Gastronomiyi sağlık için uygun, iyi bir şekilde oluşturulan lezzetleri içeren yemek düzenlemesi veya sistematiği şeklinde tanımlayan yazarlar da vardır (Ünlü ve Dönmez, 2008: 2). Gastronomi aynı zamanda, “insanın refahını ve gıdasını ilgilendiren tüm konularda kapsamlı bir bilgi içeriğidir” (Baysal ve Küçükaslan, 2007: 6). Gastronomi kavramını daha iyi kavrayabilmek için iki farklı şekilde ele alındığında bunlardan ilki; gastronomi, tüketilebilir yiyecek ve içeceklerin insanlar tarafından en iyi şekilde tüketilmesi ile ilgili bir disiplindir, diğeri ise insanlara sunulan yiyecek ve içecekleri sunum ve hijyen açısından dikkate alan bir disiplindir (Scarpato ve Daniele, 2003: 298).

Gastronomi kavramı farklı bakış açılarıyla ele alındığında üreticiler ve tüketiciler için farklı anlamlar kazanmaktadır. Üreticilerin bakış açısıyla gastronomi kavramını ele aldığımızda kaliteli servis ve şık bir ortam içerisinde en lezzetli yemekleri sunma şeklinde algılanırken, tüketici bakış açısıyla baktığımızda sunumları en iyi şekilde yapılmış lezzetli yiyecek ve içeceklerin deneyimlenmesi şeklinde tanımlanabilir (Sami, 2019: 7). Bu iki boyuta da baktığımızda gastronomi kavramı hem tüketiciler hem üreticiler açısından en iyi yeme-içme deneyimine ulaşmayı hedeflemektedir. Gastronominin amacı, hijyenik bir ortamda sağlıklı, görsellik ve lezzet açısında tüketiciye hitap edecek şekilde hazırlanan yiyecek ve içeceklerin üretilmesini sağlamaktır (Sormaz vd., 2016: 727). Gastronominin işlevi ise yiyecek maddesi haline dönüştürülmesinde ilgili bütün malzemeleri arayan, tedarik eden ve hazırlayan ilgililere yol göstermektir (Kemer, 2011: 5).

Günümüze kadar tarihsel süreç içinde farklı yazarlar tarafından tanımları yapılan gastronomi kavramına ilişkin önemli bir değerlendirme Brillat-Savarin tarafından yapılmıştır. Brillat-Savarin’e göre gastronomi; “insanın beslenmesi ile ilgili olan her şeyin sistematik bir incelemesi” dir. Bu da yalnızca yeme-içmeyle ilgili olmamaktadır. Bunun yanı sıra gastronomi tarih, fizik, kimya, aşçılık, ticaret ve ekonomi disiplinleri ile yakın ilişki içinde olan disiplinler arası bir bilimdir. Dolayısıyla Brillant-Savarin’in çalışmaları, gastronominin disiplinler arası bir çalışma alanı olduğuna işaret ederek

(21)

Görevler:
- a) Gastronomi üzerine metne göre Brillat-Savarin gastronomiyi nasıl tanımlamıştır?
- b) Gastronomi üzerine metni kaldığı yerden devam ettirin.

Verilen Bilgiler:
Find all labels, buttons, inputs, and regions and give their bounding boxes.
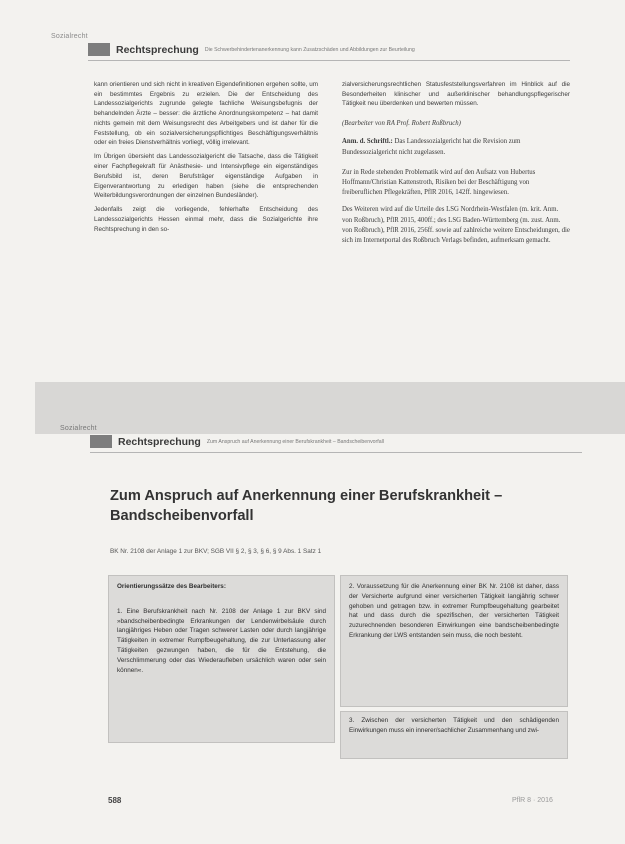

Çıktılar:
- a) İnsanın beslenmesi ile ilgili olan her şeyin sistematik bir incelemesi olarak.

- b)
19

modern gastronominin gelişimine çok büyük katkı sağlamıştır (Brillat-Savarin, 2016: 26-27).

Richards (2002: 17), tarafından gastronomi “yemeğin hazırlanmasının, pişirilmesinin, sunumunun ve yenilmesinin yansıması” olarak tanımlanmaktadır. Bunun yanı sıra gastronomi yemeğin üretimini, tarımını, satışını ve tüketimini barındıran tüm psikolojik, sosyal, politik ve kültürel unsurlarla ilişkili bir süreçtir (Öney, 2013: 164). Ayrıca Gastronomi yeme-içme zevkini artıran yiyecek ve içeceklerle bunların seçimine ilişkin bilgi ve beceriye sahip olma şeklinde de değerlendirilebilir. Söz konusu bu zevk ise, farklı bir kültürü deneyimlemeyi temel alan ve son yıllarda kültür turizminin bir dalı olarak gelişen gastronomi turizminin içerisinde yer almaktadır (Santich, 2004: 15-24).

1.2. GASTRONOMİ ve TURİZM İLİŞKİSİ

2000’li yılların ilk çeyreğinde turistik deneyimler ile gıda arasında artan bir ilişki üzerinde durulmaktadır. Bunun en önemli sebebi ise yöresel gıdaların toplumu yansıtıcı özellikler taşımasıdır (Hjalager ve Richards, 2002: 1). Kivela ve Jones (2002) tarafından yapılan bir araştırmada bireylerin sahip olduğu duygu ve anılarının yemek yemeyi özel bir hale getirdiği belirtilmiştir (Kivela ve Crotts 2005: 42). Wolf (2002), mutfak ve gastronomi turizmini, bir bölgenin içeceklerini keşfetmek, bu yiyecek-içeceklerin tadını çıkarmak, benzersiz ve unutulmaz gastronomi deneyimi yaşamak amacıyla seyahat etmek olarak tanımlamaktadır (Kivela ve Crotts, 2005: 42).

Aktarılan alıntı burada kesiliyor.